Exactly reproduce the entries, dropping any pictures from your copy.

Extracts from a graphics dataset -
_ _ _ _ _
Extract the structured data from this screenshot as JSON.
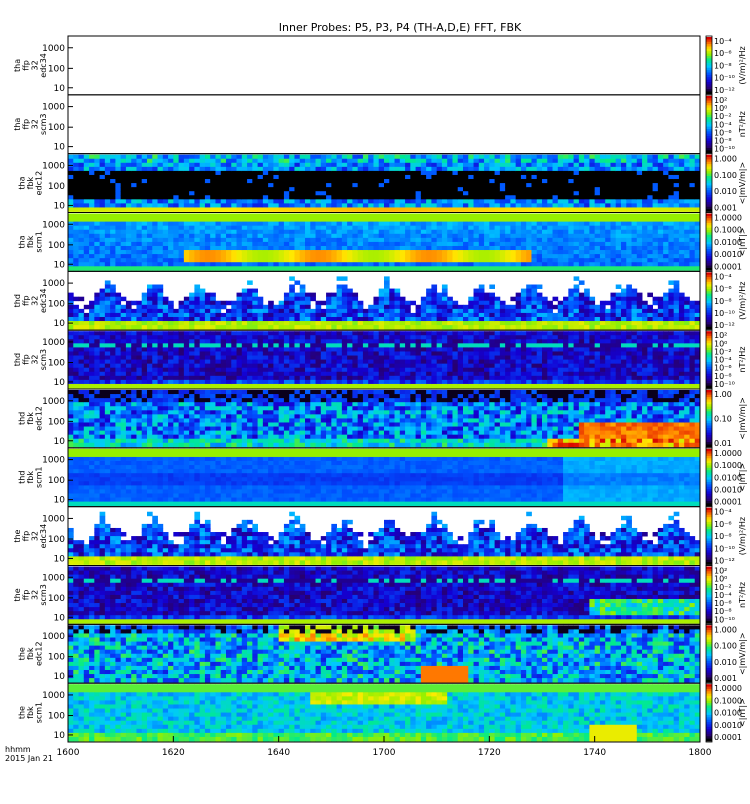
{
  "chart_data": {
    "type": "heatmap",
    "title": "Inner Probes: P5, P3, P4 (TH-A,D,E) FFT, FBK",
    "x_axis": {
      "range": [
        1600,
        1800
      ],
      "tick_labels": [
        "1600",
        "1620",
        "1640",
        "1700",
        "1720",
        "1740",
        "1800"
      ],
      "label_lines": [
        "hhmm",
        "2015 Jan 21"
      ]
    },
    "y_tick_labels": [
      "1000",
      "100",
      "10"
    ],
    "panels": [
      {
        "id": "tha-ffp32-edc34",
        "label_lines": [
          "tha",
          "ffp",
          "32",
          "edc34"
        ],
        "colorbar_ticks": [
          "10⁻⁴",
          "10⁻⁶",
          "10⁻⁸",
          "10⁻¹⁰",
          "10⁻¹²"
        ],
        "colorbar_unit": "(V/m)²/Hz"
      },
      {
        "id": "tha-ffp32-scm3",
        "label_lines": [
          "tha",
          "ffp",
          "32",
          "scm3"
        ],
        "colorbar_ticks": [
          "10²",
          "10⁰",
          "10⁻²",
          "10⁻⁴",
          "10⁻⁶",
          "10⁻⁸",
          "10⁻¹⁰"
        ],
        "colorbar_unit": "nT²/Hz"
      },
      {
        "id": "tha-fbk-edc12",
        "label_lines": [
          "tha",
          "fbk",
          "edc12"
        ],
        "colorbar_ticks": [
          "1.000",
          "0.100",
          "0.010",
          "0.001"
        ],
        "colorbar_unit": "<|mV/m|>"
      },
      {
        "id": "tha-fbk-scm1",
        "label_lines": [
          "tha",
          "fbk",
          "scm1"
        ],
        "colorbar_ticks": [
          "1.0000",
          "0.1000",
          "0.0100",
          "0.0010",
          "0.0001"
        ],
        "colorbar_unit": "<|nT|>"
      },
      {
        "id": "thd-ffp32-edc34",
        "label_lines": [
          "thd",
          "ffp",
          "32",
          "edc34"
        ],
        "colorbar_ticks": [
          "10⁻⁴",
          "10⁻⁶",
          "10⁻⁸",
          "10⁻¹⁰",
          "10⁻¹²"
        ],
        "colorbar_unit": "(V/m)²/Hz"
      },
      {
        "id": "thd-ffp32-scm3",
        "label_lines": [
          "thd",
          "ffp",
          "32",
          "scm3"
        ],
        "colorbar_ticks": [
          "10²",
          "10⁰",
          "10⁻²",
          "10⁻⁴",
          "10⁻⁶",
          "10⁻⁸",
          "10⁻¹⁰"
        ],
        "colorbar_unit": "nT²/Hz"
      },
      {
        "id": "thd-fbk-edc12",
        "label_lines": [
          "thd",
          "fbk",
          "edc12"
        ],
        "colorbar_ticks": [
          "1.00",
          "0.10",
          "0.01"
        ],
        "colorbar_unit": "<|mV/m|>"
      },
      {
        "id": "thd-fbk-scm1",
        "label_lines": [
          "thd",
          "fbk",
          "scm1"
        ],
        "colorbar_ticks": [
          "1.0000",
          "0.1000",
          "0.0100",
          "0.0010",
          "0.0001"
        ],
        "colorbar_unit": "<|nT|>"
      },
      {
        "id": "the-ffp32-edc34",
        "label_lines": [
          "the",
          "ffp",
          "32",
          "edc34"
        ],
        "colorbar_ticks": [
          "10⁻⁴",
          "10⁻⁶",
          "10⁻⁸",
          "10⁻¹⁰",
          "10⁻¹²"
        ],
        "colorbar_unit": "(V/m)²/Hz"
      },
      {
        "id": "the-ffp32-scm3",
        "label_lines": [
          "the",
          "ffp",
          "32",
          "scm3"
        ],
        "colorbar_ticks": [
          "10²",
          "10⁰",
          "10⁻²",
          "10⁻⁴",
          "10⁻⁶",
          "10⁻⁸",
          "10⁻¹⁰"
        ],
        "colorbar_unit": "nT²/Hz"
      },
      {
        "id": "the-fbk-edc12",
        "label_lines": [
          "the",
          "fbk",
          "edc12"
        ],
        "colorbar_ticks": [
          "1.000",
          "0.100",
          "0.010",
          "0.001"
        ],
        "colorbar_unit": "<|mV/m|>"
      },
      {
        "id": "the-fbk-scm1",
        "label_lines": [
          "the",
          "fbk",
          "scm1"
        ],
        "colorbar_ticks": [
          "1.0000",
          "0.1000",
          "0.0100",
          "0.0010",
          "0.0001"
        ],
        "colorbar_unit": "<|nT|>"
      }
    ]
  }
}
_ _ _ _ _
Answer in full -
Extract the structured data from this screenshot as JSON.
{
  "chart_data": {
    "type": "heatmap",
    "title": "Inner Probes: P5, P3, P4 (TH-A,D,E) FFT, FBK",
    "x_axis": {
      "range": [
        1600,
        1800
      ],
      "tick_labels": [
        "1600",
        "1620",
        "1640",
        "1700",
        "1720",
        "1740",
        "1800"
      ],
      "label_lines": [
        "hhmm",
        "2015 Jan 21"
      ]
    },
    "y_tick_labels": [
      "1000",
      "100",
      "10"
    ],
    "panels": [
      {
        "id": "tha-ffp32-edc34",
        "label_lines": [
          "tha",
          "ffp",
          "32",
          "edc34"
        ],
        "colorbar_ticks": [
          "10⁻⁴",
          "10⁻⁶",
          "10⁻⁸",
          "10⁻¹⁰",
          "10⁻¹²"
        ],
        "colorbar_unit": "(V/m)²/Hz"
      },
      {
        "id": "tha-ffp32-scm3",
        "label_lines": [
          "tha",
          "ffp",
          "32",
          "scm3"
        ],
        "colorbar_ticks": [
          "10²",
          "10⁰",
          "10⁻²",
          "10⁻⁴",
          "10⁻⁶",
          "10⁻⁸",
          "10⁻¹⁰"
        ],
        "colorbar_unit": "nT²/Hz"
      },
      {
        "id": "tha-fbk-edc12",
        "label_lines": [
          "tha",
          "fbk",
          "edc12"
        ],
        "colorbar_ticks": [
          "1.000",
          "0.100",
          "0.010",
          "0.001"
        ],
        "colorbar_unit": "<|mV/m|>"
      },
      {
        "id": "tha-fbk-scm1",
        "label_lines": [
          "tha",
          "fbk",
          "scm1"
        ],
        "colorbar_ticks": [
          "1.0000",
          "0.1000",
          "0.0100",
          "0.0010",
          "0.0001"
        ],
        "colorbar_unit": "<|nT|>"
      },
      {
        "id": "thd-ffp32-edc34",
        "label_lines": [
          "thd",
          "ffp",
          "32",
          "edc34"
        ],
        "colorbar_ticks": [
          "10⁻⁴",
          "10⁻⁶",
          "10⁻⁸",
          "10⁻¹⁰",
          "10⁻¹²"
        ],
        "colorbar_unit": "(V/m)²/Hz"
      },
      {
        "id": "thd-ffp32-scm3",
        "label_lines": [
          "thd",
          "ffp",
          "32",
          "scm3"
        ],
        "colorbar_ticks": [
          "10²",
          "10⁰",
          "10⁻²",
          "10⁻⁴",
          "10⁻⁶",
          "10⁻⁸",
          "10⁻¹⁰"
        ],
        "colorbar_unit": "nT²/Hz"
      },
      {
        "id": "thd-fbk-edc12",
        "label_lines": [
          "thd",
          "fbk",
          "edc12"
        ],
        "colorbar_ticks": [
          "1.00",
          "0.10",
          "0.01"
        ],
        "colorbar_unit": "<|mV/m|>"
      },
      {
        "id": "thd-fbk-scm1",
        "label_lines": [
          "thd",
          "fbk",
          "scm1"
        ],
        "colorbar_ticks": [
          "1.0000",
          "0.1000",
          "0.0100",
          "0.0010",
          "0.0001"
        ],
        "colorbar_unit": "<|nT|>"
      },
      {
        "id": "the-ffp32-edc34",
        "label_lines": [
          "the",
          "ffp",
          "32",
          "edc34"
        ],
        "colorbar_ticks": [
          "10⁻⁴",
          "10⁻⁶",
          "10⁻⁸",
          "10⁻¹⁰",
          "10⁻¹²"
        ],
        "colorbar_unit": "(V/m)²/Hz"
      },
      {
        "id": "the-ffp32-scm3",
        "label_lines": [
          "the",
          "ffp",
          "32",
          "scm3"
        ],
        "colorbar_ticks": [
          "10²",
          "10⁰",
          "10⁻²",
          "10⁻⁴",
          "10⁻⁶",
          "10⁻⁸",
          "10⁻¹⁰"
        ],
        "colorbar_unit": "nT²/Hz"
      },
      {
        "id": "the-fbk-edc12",
        "label_lines": [
          "the",
          "fbk",
          "edc12"
        ],
        "colorbar_ticks": [
          "1.000",
          "0.100",
          "0.010",
          "0.001"
        ],
        "colorbar_unit": "<|mV/m|>"
      },
      {
        "id": "the-fbk-scm1",
        "label_lines": [
          "the",
          "fbk",
          "scm1"
        ],
        "colorbar_ticks": [
          "1.0000",
          "0.1000",
          "0.0100",
          "0.0010",
          "0.0001"
        ],
        "colorbar_unit": "<|nT|>"
      }
    ]
  }
}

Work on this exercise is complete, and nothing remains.